* _What you will do_: Repeat every entry word for word, skipping the pictures.

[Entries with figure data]
------------
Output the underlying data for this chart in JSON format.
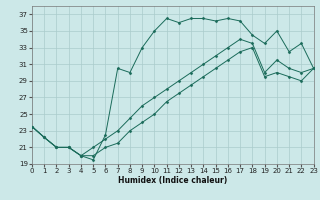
{
  "xlabel": "Humidex (Indice chaleur)",
  "bg_color": "#cce8e8",
  "grid_color": "#aacccc",
  "line_color": "#1a6b5a",
  "xlim": [
    0,
    23
  ],
  "ylim": [
    19,
    38
  ],
  "yticks": [
    19,
    21,
    23,
    25,
    27,
    29,
    31,
    33,
    35,
    37
  ],
  "xticks": [
    0,
    1,
    2,
    3,
    4,
    5,
    6,
    7,
    8,
    9,
    10,
    11,
    12,
    13,
    14,
    15,
    16,
    17,
    18,
    19,
    20,
    21,
    22,
    23
  ],
  "series": [
    [
      23.5,
      22.2,
      21.0,
      21.0,
      20.0,
      19.5,
      22.5,
      30.5,
      30.0,
      33.0,
      35.0,
      36.5,
      36.0,
      36.5,
      36.5,
      36.2,
      36.5,
      36.2,
      34.5,
      33.5,
      35.0,
      32.5,
      33.5,
      30.5
    ],
    [
      23.5,
      22.2,
      21.0,
      21.0,
      20.0,
      21.0,
      22.0,
      23.0,
      24.5,
      26.0,
      27.0,
      28.0,
      29.0,
      30.0,
      31.0,
      32.0,
      33.0,
      34.0,
      33.5,
      30.0,
      31.5,
      30.5,
      30.0,
      30.5
    ],
    [
      23.5,
      22.2,
      21.0,
      21.0,
      20.0,
      20.0,
      21.0,
      21.5,
      23.0,
      24.0,
      25.0,
      26.5,
      27.5,
      28.5,
      29.5,
      30.5,
      31.5,
      32.5,
      33.0,
      29.5,
      30.0,
      29.5,
      29.0,
      30.5
    ]
  ]
}
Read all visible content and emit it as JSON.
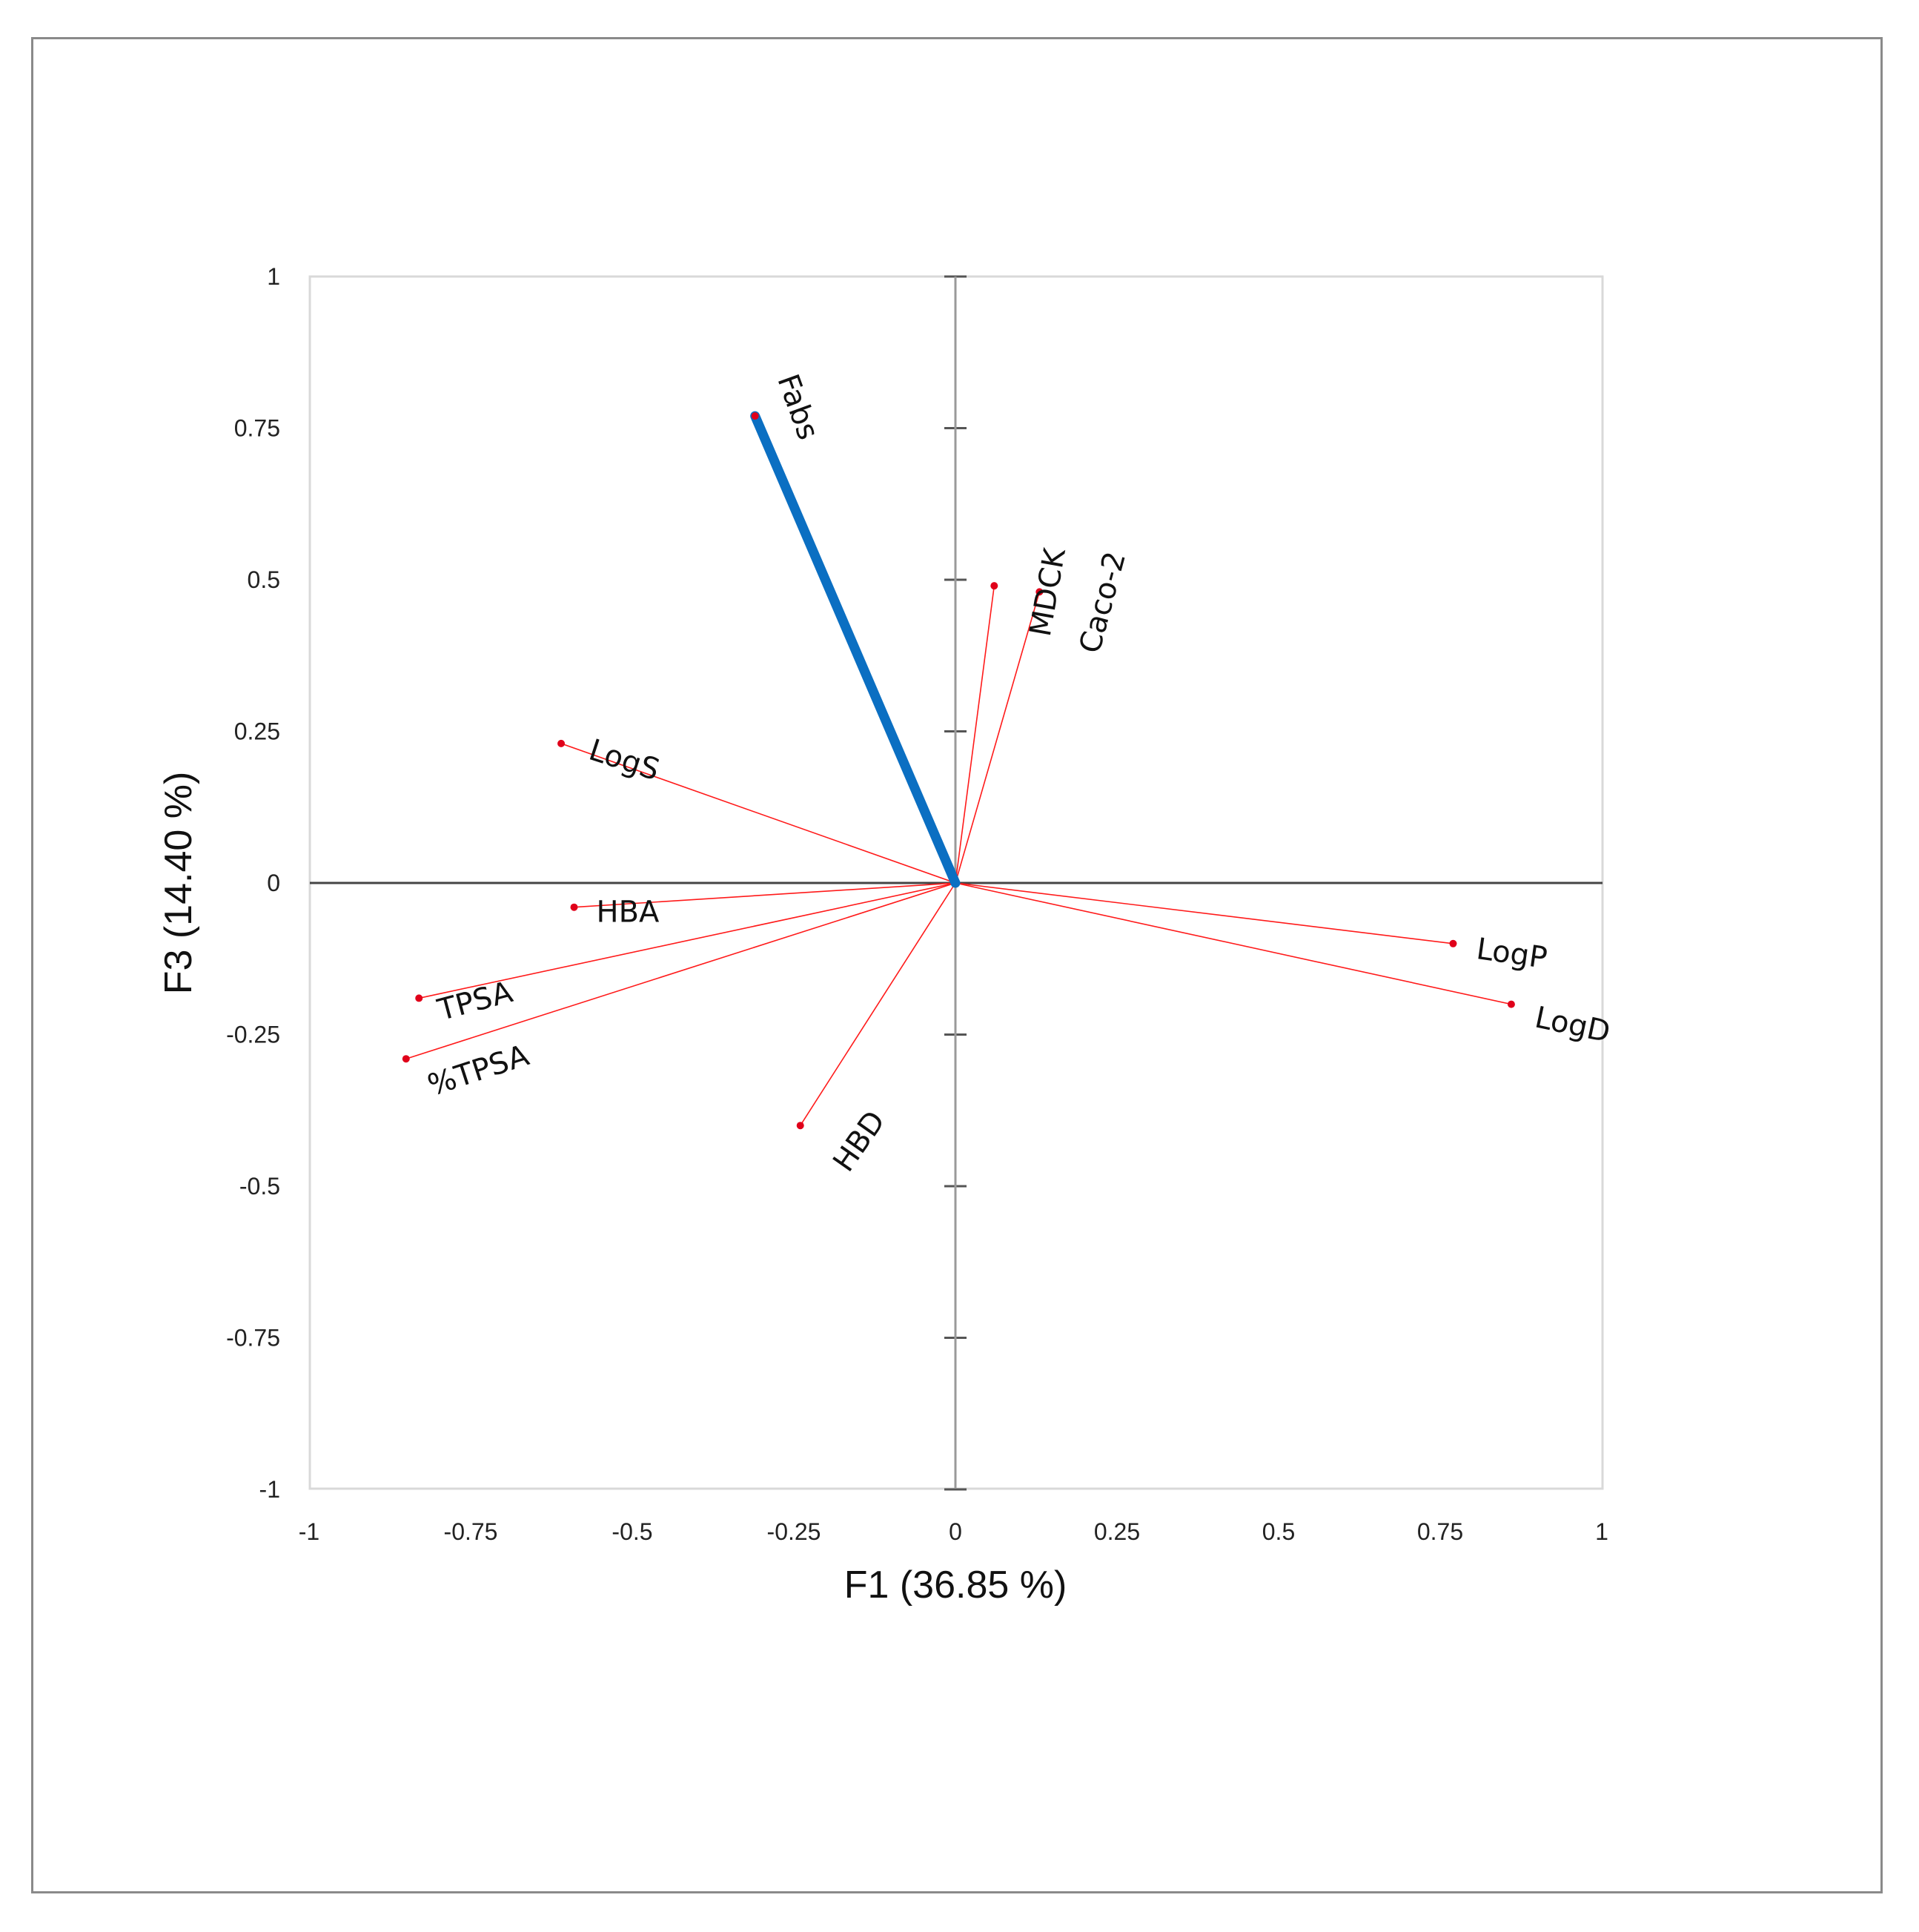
{
  "chart_data": {
    "type": "scatter",
    "subtype": "pca-correlation-circle-biplot",
    "title": "",
    "xlabel": "F1 (36.85 %)",
    "ylabel": "F3 (14.40 %)",
    "xlim": [
      -1,
      1
    ],
    "ylim": [
      -1,
      1
    ],
    "x_ticks": [
      "-1",
      "-0.75",
      "-0.5",
      "-0.25",
      "0",
      "0.25",
      "0.5",
      "0.75",
      "1"
    ],
    "y_ticks": [
      "1",
      "0.75",
      "0.5",
      "0.25",
      "0",
      "-0.25",
      "-0.5",
      "-0.75",
      "-1"
    ],
    "grid": false,
    "legend": null,
    "vectors": [
      {
        "name": "Fabs",
        "x": -0.31,
        "y": 0.77,
        "highlight": true,
        "label_angle": 70,
        "label_dx": 30,
        "label_dy": -50
      },
      {
        "name": "MDCK",
        "x": 0.06,
        "y": 0.49,
        "highlight": false,
        "label_angle": -80,
        "label_dx": 75,
        "label_dy": 70
      },
      {
        "name": "Caco-2",
        "x": 0.13,
        "y": 0.48,
        "highlight": false,
        "label_angle": -75,
        "label_dx": 80,
        "label_dy": 85
      },
      {
        "name": "LogS",
        "x": -0.61,
        "y": 0.23,
        "highlight": false,
        "label_angle": 18,
        "label_dx": 35,
        "label_dy": 20
      },
      {
        "name": "HBA",
        "x": -0.59,
        "y": -0.04,
        "highlight": false,
        "label_angle": 0,
        "label_dx": 30,
        "label_dy": 20
      },
      {
        "name": "TPSA",
        "x": -0.83,
        "y": -0.19,
        "highlight": false,
        "label_angle": -15,
        "label_dx": 30,
        "label_dy": 30
      },
      {
        "name": "%TPSA",
        "x": -0.85,
        "y": -0.29,
        "highlight": false,
        "label_angle": -18,
        "label_dx": 35,
        "label_dy": 50
      },
      {
        "name": "HBD",
        "x": -0.24,
        "y": -0.4,
        "highlight": false,
        "label_angle": -55,
        "label_dx": 65,
        "label_dy": 65
      },
      {
        "name": "LogP",
        "x": 0.77,
        "y": -0.1,
        "highlight": false,
        "label_angle": 8,
        "label_dx": 30,
        "label_dy": 20
      },
      {
        "name": "LogD",
        "x": 0.86,
        "y": -0.2,
        "highlight": false,
        "label_angle": 12,
        "label_dx": 30,
        "label_dy": 30
      }
    ],
    "colors": {
      "vector": "#ff1a1a",
      "highlight_vector": "#0b6fc2",
      "axis": "#333333",
      "plot_border": "#d9d9d9",
      "frame": "#8a8a8a"
    }
  }
}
------------
* _Exercise solution_:
Output the underlying data for this chart in JSON format.
{
  "xlabel": "Humidex (Indice chaleur)",
  "bg_color": "#cce8e8",
  "grid_color": "#aacccc",
  "line_color": "#1a6b5a",
  "xlim": [
    0,
    23
  ],
  "ylim": [
    19,
    38
  ],
  "yticks": [
    19,
    21,
    23,
    25,
    27,
    29,
    31,
    33,
    35,
    37
  ],
  "xticks": [
    0,
    1,
    2,
    3,
    4,
    5,
    6,
    7,
    8,
    9,
    10,
    11,
    12,
    13,
    14,
    15,
    16,
    17,
    18,
    19,
    20,
    21,
    22,
    23
  ],
  "series": [
    [
      23.5,
      22.2,
      21.0,
      21.0,
      20.0,
      19.5,
      22.5,
      30.5,
      30.0,
      33.0,
      35.0,
      36.5,
      36.0,
      36.5,
      36.5,
      36.2,
      36.5,
      36.2,
      34.5,
      33.5,
      35.0,
      32.5,
      33.5,
      30.5
    ],
    [
      23.5,
      22.2,
      21.0,
      21.0,
      20.0,
      21.0,
      22.0,
      23.0,
      24.5,
      26.0,
      27.0,
      28.0,
      29.0,
      30.0,
      31.0,
      32.0,
      33.0,
      34.0,
      33.5,
      30.0,
      31.5,
      30.5,
      30.0,
      30.5
    ],
    [
      23.5,
      22.2,
      21.0,
      21.0,
      20.0,
      20.0,
      21.0,
      21.5,
      23.0,
      24.0,
      25.0,
      26.5,
      27.5,
      28.5,
      29.5,
      30.5,
      31.5,
      32.5,
      33.0,
      29.5,
      30.0,
      29.5,
      29.0,
      30.5
    ]
  ]
}
Read all visible content and emit it as JSON.
{
  "chart_data": {
    "type": "scatter",
    "subtype": "pca-correlation-circle-biplot",
    "title": "",
    "xlabel": "F1 (36.85 %)",
    "ylabel": "F3 (14.40 %)",
    "xlim": [
      -1,
      1
    ],
    "ylim": [
      -1,
      1
    ],
    "x_ticks": [
      "-1",
      "-0.75",
      "-0.5",
      "-0.25",
      "0",
      "0.25",
      "0.5",
      "0.75",
      "1"
    ],
    "y_ticks": [
      "1",
      "0.75",
      "0.5",
      "0.25",
      "0",
      "-0.25",
      "-0.5",
      "-0.75",
      "-1"
    ],
    "grid": false,
    "legend": null,
    "vectors": [
      {
        "name": "Fabs",
        "x": -0.31,
        "y": 0.77,
        "highlight": true,
        "label_angle": 70,
        "label_dx": 30,
        "label_dy": -50
      },
      {
        "name": "MDCK",
        "x": 0.06,
        "y": 0.49,
        "highlight": false,
        "label_angle": -80,
        "label_dx": 75,
        "label_dy": 70
      },
      {
        "name": "Caco-2",
        "x": 0.13,
        "y": 0.48,
        "highlight": false,
        "label_angle": -75,
        "label_dx": 80,
        "label_dy": 85
      },
      {
        "name": "LogS",
        "x": -0.61,
        "y": 0.23,
        "highlight": false,
        "label_angle": 18,
        "label_dx": 35,
        "label_dy": 20
      },
      {
        "name": "HBA",
        "x": -0.59,
        "y": -0.04,
        "highlight": false,
        "label_angle": 0,
        "label_dx": 30,
        "label_dy": 20
      },
      {
        "name": "TPSA",
        "x": -0.83,
        "y": -0.19,
        "highlight": false,
        "label_angle": -15,
        "label_dx": 30,
        "label_dy": 30
      },
      {
        "name": "%TPSA",
        "x": -0.85,
        "y": -0.29,
        "highlight": false,
        "label_angle": -18,
        "label_dx": 35,
        "label_dy": 50
      },
      {
        "name": "HBD",
        "x": -0.24,
        "y": -0.4,
        "highlight": false,
        "label_angle": -55,
        "label_dx": 65,
        "label_dy": 65
      },
      {
        "name": "LogP",
        "x": 0.77,
        "y": -0.1,
        "highlight": false,
        "label_angle": 8,
        "label_dx": 30,
        "label_dy": 20
      },
      {
        "name": "LogD",
        "x": 0.86,
        "y": -0.2,
        "highlight": false,
        "label_angle": 12,
        "label_dx": 30,
        "label_dy": 30
      }
    ],
    "colors": {
      "vector": "#ff1a1a",
      "highlight_vector": "#0b6fc2",
      "axis": "#333333",
      "plot_border": "#d9d9d9",
      "frame": "#8a8a8a"
    }
  }
}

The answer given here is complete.